## start
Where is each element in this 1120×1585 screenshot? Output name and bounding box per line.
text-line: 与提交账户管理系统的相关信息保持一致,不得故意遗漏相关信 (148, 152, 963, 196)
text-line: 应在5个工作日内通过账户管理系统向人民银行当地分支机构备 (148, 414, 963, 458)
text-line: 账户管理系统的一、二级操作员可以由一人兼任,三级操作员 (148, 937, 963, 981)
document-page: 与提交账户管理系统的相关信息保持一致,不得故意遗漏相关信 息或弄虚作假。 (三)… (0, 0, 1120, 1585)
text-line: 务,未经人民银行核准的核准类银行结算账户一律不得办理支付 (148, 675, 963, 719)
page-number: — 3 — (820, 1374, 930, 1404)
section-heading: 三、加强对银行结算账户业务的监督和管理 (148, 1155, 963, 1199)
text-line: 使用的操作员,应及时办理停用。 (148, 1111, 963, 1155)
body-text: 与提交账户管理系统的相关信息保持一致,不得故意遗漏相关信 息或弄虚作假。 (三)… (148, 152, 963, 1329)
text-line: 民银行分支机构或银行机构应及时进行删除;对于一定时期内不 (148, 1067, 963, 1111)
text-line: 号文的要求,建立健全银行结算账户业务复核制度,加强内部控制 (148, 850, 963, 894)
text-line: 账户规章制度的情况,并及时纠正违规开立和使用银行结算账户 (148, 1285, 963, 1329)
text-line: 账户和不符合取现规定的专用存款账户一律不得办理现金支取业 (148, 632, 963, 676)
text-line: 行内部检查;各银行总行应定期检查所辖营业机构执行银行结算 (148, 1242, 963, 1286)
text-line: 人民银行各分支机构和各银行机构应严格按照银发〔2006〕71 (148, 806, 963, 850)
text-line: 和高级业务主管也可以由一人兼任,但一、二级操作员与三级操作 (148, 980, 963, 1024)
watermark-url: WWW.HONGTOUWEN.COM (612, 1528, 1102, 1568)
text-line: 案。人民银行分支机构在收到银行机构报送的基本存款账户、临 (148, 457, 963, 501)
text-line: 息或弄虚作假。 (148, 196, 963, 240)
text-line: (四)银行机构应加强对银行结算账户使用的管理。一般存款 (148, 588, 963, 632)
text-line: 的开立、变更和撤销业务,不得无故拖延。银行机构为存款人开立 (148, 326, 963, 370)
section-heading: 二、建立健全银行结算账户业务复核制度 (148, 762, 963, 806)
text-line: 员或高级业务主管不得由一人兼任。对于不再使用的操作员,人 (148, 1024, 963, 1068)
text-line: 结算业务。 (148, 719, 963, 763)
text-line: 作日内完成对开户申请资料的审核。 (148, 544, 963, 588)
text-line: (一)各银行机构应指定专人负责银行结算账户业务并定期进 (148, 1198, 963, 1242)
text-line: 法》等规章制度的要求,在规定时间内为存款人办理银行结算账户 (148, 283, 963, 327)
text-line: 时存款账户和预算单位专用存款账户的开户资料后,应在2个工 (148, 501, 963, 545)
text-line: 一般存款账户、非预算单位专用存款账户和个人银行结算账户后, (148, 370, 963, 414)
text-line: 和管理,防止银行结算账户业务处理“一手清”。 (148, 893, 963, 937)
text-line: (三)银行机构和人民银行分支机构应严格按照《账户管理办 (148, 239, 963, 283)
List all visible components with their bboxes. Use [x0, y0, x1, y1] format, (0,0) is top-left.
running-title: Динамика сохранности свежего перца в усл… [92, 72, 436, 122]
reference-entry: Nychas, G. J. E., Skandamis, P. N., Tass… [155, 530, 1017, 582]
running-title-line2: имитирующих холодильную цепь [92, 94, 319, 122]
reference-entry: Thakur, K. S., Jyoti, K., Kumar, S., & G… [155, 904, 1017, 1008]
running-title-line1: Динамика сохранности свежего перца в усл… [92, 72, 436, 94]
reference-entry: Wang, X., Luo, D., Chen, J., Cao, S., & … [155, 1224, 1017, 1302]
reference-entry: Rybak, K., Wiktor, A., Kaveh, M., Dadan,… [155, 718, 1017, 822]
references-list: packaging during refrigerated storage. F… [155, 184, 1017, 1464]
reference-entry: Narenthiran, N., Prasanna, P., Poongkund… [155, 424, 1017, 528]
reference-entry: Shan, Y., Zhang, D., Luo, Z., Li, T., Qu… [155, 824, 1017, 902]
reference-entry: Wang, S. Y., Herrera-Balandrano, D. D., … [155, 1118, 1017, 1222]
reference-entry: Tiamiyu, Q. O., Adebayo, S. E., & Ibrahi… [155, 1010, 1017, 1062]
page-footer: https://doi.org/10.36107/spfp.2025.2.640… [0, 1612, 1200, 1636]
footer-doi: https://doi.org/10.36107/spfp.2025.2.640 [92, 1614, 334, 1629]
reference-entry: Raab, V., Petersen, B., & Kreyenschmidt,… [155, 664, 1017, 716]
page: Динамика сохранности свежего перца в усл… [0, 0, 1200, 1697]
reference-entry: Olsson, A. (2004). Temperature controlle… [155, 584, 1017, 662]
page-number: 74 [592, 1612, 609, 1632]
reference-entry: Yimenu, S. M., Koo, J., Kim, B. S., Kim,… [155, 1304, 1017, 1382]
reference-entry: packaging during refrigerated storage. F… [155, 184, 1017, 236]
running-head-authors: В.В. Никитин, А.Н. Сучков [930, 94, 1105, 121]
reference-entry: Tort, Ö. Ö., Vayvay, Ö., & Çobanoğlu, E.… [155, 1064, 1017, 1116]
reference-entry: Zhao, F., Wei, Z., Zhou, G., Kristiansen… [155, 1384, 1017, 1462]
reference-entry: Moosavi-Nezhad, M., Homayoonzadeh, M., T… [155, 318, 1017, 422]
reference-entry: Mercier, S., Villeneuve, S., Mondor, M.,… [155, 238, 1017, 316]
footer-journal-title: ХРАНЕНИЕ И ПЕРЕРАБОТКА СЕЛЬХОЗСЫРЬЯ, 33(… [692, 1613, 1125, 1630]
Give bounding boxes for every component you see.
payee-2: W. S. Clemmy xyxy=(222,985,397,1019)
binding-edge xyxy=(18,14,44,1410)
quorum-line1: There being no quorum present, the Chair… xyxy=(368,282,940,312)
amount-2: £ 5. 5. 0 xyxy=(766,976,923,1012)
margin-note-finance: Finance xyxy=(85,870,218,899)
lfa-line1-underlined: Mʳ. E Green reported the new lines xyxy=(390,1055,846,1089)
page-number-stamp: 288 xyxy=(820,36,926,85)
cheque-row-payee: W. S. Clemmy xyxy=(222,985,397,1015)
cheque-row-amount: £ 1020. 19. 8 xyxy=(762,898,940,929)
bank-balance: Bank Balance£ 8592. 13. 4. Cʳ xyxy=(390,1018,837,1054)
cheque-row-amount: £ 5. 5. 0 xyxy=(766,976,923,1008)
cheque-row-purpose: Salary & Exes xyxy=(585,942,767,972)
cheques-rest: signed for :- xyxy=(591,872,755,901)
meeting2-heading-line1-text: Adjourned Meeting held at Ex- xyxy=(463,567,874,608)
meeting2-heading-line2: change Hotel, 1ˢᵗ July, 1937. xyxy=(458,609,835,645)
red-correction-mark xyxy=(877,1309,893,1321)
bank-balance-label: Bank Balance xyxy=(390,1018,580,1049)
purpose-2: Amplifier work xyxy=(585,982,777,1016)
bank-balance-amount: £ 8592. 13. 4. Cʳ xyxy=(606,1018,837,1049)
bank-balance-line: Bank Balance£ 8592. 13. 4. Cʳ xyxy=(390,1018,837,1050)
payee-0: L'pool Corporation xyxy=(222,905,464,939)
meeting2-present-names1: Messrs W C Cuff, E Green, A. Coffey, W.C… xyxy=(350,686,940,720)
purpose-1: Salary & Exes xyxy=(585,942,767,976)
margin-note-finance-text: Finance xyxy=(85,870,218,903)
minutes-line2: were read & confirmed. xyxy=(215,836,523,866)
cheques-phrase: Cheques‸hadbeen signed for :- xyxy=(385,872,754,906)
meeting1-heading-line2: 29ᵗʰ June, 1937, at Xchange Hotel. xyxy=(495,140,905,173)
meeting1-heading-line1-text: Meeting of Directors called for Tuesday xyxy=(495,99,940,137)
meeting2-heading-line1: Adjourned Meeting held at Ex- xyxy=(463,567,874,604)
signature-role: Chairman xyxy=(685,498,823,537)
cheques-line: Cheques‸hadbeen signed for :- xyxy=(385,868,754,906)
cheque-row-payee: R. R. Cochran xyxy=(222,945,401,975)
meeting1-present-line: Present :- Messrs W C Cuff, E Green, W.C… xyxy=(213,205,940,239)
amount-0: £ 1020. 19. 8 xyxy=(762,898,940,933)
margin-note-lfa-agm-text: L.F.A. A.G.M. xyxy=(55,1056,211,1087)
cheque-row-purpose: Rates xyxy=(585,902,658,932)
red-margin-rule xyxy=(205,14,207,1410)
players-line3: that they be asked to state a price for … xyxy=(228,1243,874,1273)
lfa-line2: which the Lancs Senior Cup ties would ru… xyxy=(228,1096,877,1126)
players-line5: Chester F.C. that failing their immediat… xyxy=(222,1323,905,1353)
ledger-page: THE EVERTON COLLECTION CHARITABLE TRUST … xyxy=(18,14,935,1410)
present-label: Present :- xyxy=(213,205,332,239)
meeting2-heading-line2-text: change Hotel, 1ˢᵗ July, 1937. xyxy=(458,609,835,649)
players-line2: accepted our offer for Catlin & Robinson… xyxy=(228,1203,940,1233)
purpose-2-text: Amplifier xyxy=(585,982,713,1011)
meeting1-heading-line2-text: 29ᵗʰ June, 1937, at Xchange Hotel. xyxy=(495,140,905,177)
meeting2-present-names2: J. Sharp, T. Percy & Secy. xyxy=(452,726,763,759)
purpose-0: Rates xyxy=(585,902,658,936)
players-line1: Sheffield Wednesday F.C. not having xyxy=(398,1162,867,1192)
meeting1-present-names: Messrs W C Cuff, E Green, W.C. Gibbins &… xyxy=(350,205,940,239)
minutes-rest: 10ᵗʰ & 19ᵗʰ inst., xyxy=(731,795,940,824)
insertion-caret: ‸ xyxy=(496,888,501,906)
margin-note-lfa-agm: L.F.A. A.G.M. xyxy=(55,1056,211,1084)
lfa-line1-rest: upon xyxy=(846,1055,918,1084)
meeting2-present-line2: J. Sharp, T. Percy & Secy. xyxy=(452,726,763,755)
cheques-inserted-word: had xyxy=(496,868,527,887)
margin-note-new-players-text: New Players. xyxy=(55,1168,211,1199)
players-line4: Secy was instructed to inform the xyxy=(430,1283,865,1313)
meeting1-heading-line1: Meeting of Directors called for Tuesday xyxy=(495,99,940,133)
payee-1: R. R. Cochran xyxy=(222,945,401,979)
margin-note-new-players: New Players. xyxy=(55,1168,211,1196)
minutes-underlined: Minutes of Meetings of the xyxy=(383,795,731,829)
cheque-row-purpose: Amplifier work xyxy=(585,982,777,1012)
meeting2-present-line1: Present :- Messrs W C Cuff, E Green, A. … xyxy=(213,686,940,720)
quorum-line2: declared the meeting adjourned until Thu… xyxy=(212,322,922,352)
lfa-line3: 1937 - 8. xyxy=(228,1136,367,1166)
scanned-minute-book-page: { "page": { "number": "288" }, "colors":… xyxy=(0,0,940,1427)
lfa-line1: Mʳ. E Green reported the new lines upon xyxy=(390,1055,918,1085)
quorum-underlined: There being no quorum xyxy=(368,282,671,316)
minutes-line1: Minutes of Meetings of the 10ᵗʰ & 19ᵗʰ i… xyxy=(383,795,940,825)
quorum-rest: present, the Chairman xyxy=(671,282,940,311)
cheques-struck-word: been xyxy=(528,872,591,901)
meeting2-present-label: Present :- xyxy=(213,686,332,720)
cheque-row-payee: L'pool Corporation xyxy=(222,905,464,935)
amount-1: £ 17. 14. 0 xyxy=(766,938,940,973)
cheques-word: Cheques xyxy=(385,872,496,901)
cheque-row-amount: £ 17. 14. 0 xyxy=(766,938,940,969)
## end
*Directive*
Swap "screenshot" for "image" in everything from the start of the records down to the line containing "text-line: 应在5个工作日内通过账户管理系统向人民银行当地分支机构备 (148, 414, 963, 458)", and write out those lines again with nothing else changed.

*Exercise response*
Where is each element in this 1120×1585 image? Output name and bounding box per line.
text-line: 与提交账户管理系统的相关信息保持一致,不得故意遗漏相关信 (148, 152, 963, 196)
text-line: 应在5个工作日内通过账户管理系统向人民银行当地分支机构备 (148, 414, 963, 458)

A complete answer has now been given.